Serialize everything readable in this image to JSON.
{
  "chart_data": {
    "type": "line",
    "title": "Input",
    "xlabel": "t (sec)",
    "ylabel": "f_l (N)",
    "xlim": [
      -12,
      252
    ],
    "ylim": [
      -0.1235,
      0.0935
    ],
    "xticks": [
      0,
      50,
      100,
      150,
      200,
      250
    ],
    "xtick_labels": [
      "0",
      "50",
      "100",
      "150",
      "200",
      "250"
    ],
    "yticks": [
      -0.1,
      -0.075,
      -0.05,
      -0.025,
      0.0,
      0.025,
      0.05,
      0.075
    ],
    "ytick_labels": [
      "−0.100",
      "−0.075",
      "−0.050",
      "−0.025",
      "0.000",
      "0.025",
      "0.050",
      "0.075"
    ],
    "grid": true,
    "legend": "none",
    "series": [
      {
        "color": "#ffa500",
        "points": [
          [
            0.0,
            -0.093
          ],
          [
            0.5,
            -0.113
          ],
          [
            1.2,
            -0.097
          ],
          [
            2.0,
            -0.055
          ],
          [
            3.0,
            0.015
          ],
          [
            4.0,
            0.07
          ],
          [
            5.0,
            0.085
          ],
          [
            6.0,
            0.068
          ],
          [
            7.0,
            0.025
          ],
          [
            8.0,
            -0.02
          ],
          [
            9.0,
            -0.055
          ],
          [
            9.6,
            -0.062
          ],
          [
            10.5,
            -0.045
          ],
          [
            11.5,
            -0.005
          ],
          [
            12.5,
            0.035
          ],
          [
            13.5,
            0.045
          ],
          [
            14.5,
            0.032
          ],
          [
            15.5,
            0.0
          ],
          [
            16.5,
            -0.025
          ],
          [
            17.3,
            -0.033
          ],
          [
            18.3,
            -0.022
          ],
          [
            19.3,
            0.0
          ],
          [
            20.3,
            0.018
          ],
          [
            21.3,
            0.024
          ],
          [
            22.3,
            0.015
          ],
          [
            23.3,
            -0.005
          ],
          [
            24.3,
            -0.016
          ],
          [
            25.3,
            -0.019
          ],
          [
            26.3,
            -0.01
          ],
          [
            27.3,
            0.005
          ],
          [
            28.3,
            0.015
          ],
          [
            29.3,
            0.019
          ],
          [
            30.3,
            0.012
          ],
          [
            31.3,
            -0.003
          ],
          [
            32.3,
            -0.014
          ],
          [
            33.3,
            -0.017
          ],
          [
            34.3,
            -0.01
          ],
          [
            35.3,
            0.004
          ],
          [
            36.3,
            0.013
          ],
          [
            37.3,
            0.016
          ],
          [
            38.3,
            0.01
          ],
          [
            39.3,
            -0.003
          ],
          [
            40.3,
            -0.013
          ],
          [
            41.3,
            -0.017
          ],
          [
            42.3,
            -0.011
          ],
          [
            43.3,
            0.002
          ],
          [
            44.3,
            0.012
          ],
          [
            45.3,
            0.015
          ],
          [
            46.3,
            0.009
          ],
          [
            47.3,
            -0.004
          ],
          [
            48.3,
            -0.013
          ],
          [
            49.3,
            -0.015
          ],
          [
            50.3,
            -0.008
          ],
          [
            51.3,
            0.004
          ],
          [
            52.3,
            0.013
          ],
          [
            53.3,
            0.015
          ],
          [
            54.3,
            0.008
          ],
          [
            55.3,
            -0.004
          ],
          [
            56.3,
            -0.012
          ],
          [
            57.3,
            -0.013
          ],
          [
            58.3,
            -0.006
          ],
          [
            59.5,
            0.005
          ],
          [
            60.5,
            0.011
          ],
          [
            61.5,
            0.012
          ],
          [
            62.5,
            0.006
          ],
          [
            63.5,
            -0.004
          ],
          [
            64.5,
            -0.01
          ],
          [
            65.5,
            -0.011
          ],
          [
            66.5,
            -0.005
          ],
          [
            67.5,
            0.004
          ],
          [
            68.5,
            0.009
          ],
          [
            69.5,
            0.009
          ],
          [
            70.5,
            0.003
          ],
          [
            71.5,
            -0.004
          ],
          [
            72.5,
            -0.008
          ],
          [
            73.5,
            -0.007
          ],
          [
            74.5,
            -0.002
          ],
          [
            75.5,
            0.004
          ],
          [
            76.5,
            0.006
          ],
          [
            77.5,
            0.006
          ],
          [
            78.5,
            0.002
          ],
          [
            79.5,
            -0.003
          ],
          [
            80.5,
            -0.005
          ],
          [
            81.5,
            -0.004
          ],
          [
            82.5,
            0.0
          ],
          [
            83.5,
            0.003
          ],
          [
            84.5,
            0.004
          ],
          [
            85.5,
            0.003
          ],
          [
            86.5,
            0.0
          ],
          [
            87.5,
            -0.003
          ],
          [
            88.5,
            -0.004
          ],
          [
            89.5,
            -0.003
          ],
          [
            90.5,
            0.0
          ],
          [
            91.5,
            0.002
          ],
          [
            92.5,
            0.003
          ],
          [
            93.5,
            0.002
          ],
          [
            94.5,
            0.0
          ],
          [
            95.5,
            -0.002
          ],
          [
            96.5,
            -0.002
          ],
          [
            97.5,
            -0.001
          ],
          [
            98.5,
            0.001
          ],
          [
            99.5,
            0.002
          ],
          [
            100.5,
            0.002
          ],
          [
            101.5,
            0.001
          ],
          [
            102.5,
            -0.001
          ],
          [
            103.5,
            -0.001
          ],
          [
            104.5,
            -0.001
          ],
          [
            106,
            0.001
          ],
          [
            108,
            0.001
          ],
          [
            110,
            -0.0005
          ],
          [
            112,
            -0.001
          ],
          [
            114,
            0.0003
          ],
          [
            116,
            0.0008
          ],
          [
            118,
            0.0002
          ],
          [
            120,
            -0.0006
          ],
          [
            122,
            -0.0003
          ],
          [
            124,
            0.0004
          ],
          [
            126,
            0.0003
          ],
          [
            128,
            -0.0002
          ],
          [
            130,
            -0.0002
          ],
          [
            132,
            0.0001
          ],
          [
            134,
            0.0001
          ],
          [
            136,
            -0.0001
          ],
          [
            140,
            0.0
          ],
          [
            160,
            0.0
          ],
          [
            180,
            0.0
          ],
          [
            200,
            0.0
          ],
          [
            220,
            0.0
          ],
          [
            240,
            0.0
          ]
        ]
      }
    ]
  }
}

§ Problem details: Your task is to transcribe the listing above in full, exactly as given.

§ Result for this task:
Serialize everything readable in this image to JSON.
{
  "chart_data": {
    "type": "line",
    "title": "Input",
    "xlabel": "t (sec)",
    "ylabel": "f_l (N)",
    "xlim": [
      -12,
      252
    ],
    "ylim": [
      -0.1235,
      0.0935
    ],
    "xticks": [
      0,
      50,
      100,
      150,
      200,
      250
    ],
    "xtick_labels": [
      "0",
      "50",
      "100",
      "150",
      "200",
      "250"
    ],
    "yticks": [
      -0.1,
      -0.075,
      -0.05,
      -0.025,
      0.0,
      0.025,
      0.05,
      0.075
    ],
    "ytick_labels": [
      "−0.100",
      "−0.075",
      "−0.050",
      "−0.025",
      "0.000",
      "0.025",
      "0.050",
      "0.075"
    ],
    "grid": true,
    "legend": "none",
    "series": [
      {
        "color": "#ffa500",
        "points": [
          [
            0.0,
            -0.093
          ],
          [
            0.5,
            -0.113
          ],
          [
            1.2,
            -0.097
          ],
          [
            2.0,
            -0.055
          ],
          [
            3.0,
            0.015
          ],
          [
            4.0,
            0.07
          ],
          [
            5.0,
            0.085
          ],
          [
            6.0,
            0.068
          ],
          [
            7.0,
            0.025
          ],
          [
            8.0,
            -0.02
          ],
          [
            9.0,
            -0.055
          ],
          [
            9.6,
            -0.062
          ],
          [
            10.5,
            -0.045
          ],
          [
            11.5,
            -0.005
          ],
          [
            12.5,
            0.035
          ],
          [
            13.5,
            0.045
          ],
          [
            14.5,
            0.032
          ],
          [
            15.5,
            0.0
          ],
          [
            16.5,
            -0.025
          ],
          [
            17.3,
            -0.033
          ],
          [
            18.3,
            -0.022
          ],
          [
            19.3,
            0.0
          ],
          [
            20.3,
            0.018
          ],
          [
            21.3,
            0.024
          ],
          [
            22.3,
            0.015
          ],
          [
            23.3,
            -0.005
          ],
          [
            24.3,
            -0.016
          ],
          [
            25.3,
            -0.019
          ],
          [
            26.3,
            -0.01
          ],
          [
            27.3,
            0.005
          ],
          [
            28.3,
            0.015
          ],
          [
            29.3,
            0.019
          ],
          [
            30.3,
            0.012
          ],
          [
            31.3,
            -0.003
          ],
          [
            32.3,
            -0.014
          ],
          [
            33.3,
            -0.017
          ],
          [
            34.3,
            -0.01
          ],
          [
            35.3,
            0.004
          ],
          [
            36.3,
            0.013
          ],
          [
            37.3,
            0.016
          ],
          [
            38.3,
            0.01
          ],
          [
            39.3,
            -0.003
          ],
          [
            40.3,
            -0.013
          ],
          [
            41.3,
            -0.017
          ],
          [
            42.3,
            -0.011
          ],
          [
            43.3,
            0.002
          ],
          [
            44.3,
            0.012
          ],
          [
            45.3,
            0.015
          ],
          [
            46.3,
            0.009
          ],
          [
            47.3,
            -0.004
          ],
          [
            48.3,
            -0.013
          ],
          [
            49.3,
            -0.015
          ],
          [
            50.3,
            -0.008
          ],
          [
            51.3,
            0.004
          ],
          [
            52.3,
            0.013
          ],
          [
            53.3,
            0.015
          ],
          [
            54.3,
            0.008
          ],
          [
            55.3,
            -0.004
          ],
          [
            56.3,
            -0.012
          ],
          [
            57.3,
            -0.013
          ],
          [
            58.3,
            -0.006
          ],
          [
            59.5,
            0.005
          ],
          [
            60.5,
            0.011
          ],
          [
            61.5,
            0.012
          ],
          [
            62.5,
            0.006
          ],
          [
            63.5,
            -0.004
          ],
          [
            64.5,
            -0.01
          ],
          [
            65.5,
            -0.011
          ],
          [
            66.5,
            -0.005
          ],
          [
            67.5,
            0.004
          ],
          [
            68.5,
            0.009
          ],
          [
            69.5,
            0.009
          ],
          [
            70.5,
            0.003
          ],
          [
            71.5,
            -0.004
          ],
          [
            72.5,
            -0.008
          ],
          [
            73.5,
            -0.007
          ],
          [
            74.5,
            -0.002
          ],
          [
            75.5,
            0.004
          ],
          [
            76.5,
            0.006
          ],
          [
            77.5,
            0.006
          ],
          [
            78.5,
            0.002
          ],
          [
            79.5,
            -0.003
          ],
          [
            80.5,
            -0.005
          ],
          [
            81.5,
            -0.004
          ],
          [
            82.5,
            0.0
          ],
          [
            83.5,
            0.003
          ],
          [
            84.5,
            0.004
          ],
          [
            85.5,
            0.003
          ],
          [
            86.5,
            0.0
          ],
          [
            87.5,
            -0.003
          ],
          [
            88.5,
            -0.004
          ],
          [
            89.5,
            -0.003
          ],
          [
            90.5,
            0.0
          ],
          [
            91.5,
            0.002
          ],
          [
            92.5,
            0.003
          ],
          [
            93.5,
            0.002
          ],
          [
            94.5,
            0.0
          ],
          [
            95.5,
            -0.002
          ],
          [
            96.5,
            -0.002
          ],
          [
            97.5,
            -0.001
          ],
          [
            98.5,
            0.001
          ],
          [
            99.5,
            0.002
          ],
          [
            100.5,
            0.002
          ],
          [
            101.5,
            0.001
          ],
          [
            102.5,
            -0.001
          ],
          [
            103.5,
            -0.001
          ],
          [
            104.5,
            -0.001
          ],
          [
            106,
            0.001
          ],
          [
            108,
            0.001
          ],
          [
            110,
            -0.0005
          ],
          [
            112,
            -0.001
          ],
          [
            114,
            0.0003
          ],
          [
            116,
            0.0008
          ],
          [
            118,
            0.0002
          ],
          [
            120,
            -0.0006
          ],
          [
            122,
            -0.0003
          ],
          [
            124,
            0.0004
          ],
          [
            126,
            0.0003
          ],
          [
            128,
            -0.0002
          ],
          [
            130,
            -0.0002
          ],
          [
            132,
            0.0001
          ],
          [
            134,
            0.0001
          ],
          [
            136,
            -0.0001
          ],
          [
            140,
            0.0
          ],
          [
            160,
            0.0
          ],
          [
            180,
            0.0
          ],
          [
            200,
            0.0
          ],
          [
            220,
            0.0
          ],
          [
            240,
            0.0
          ]
        ]
      }
    ]
  }
}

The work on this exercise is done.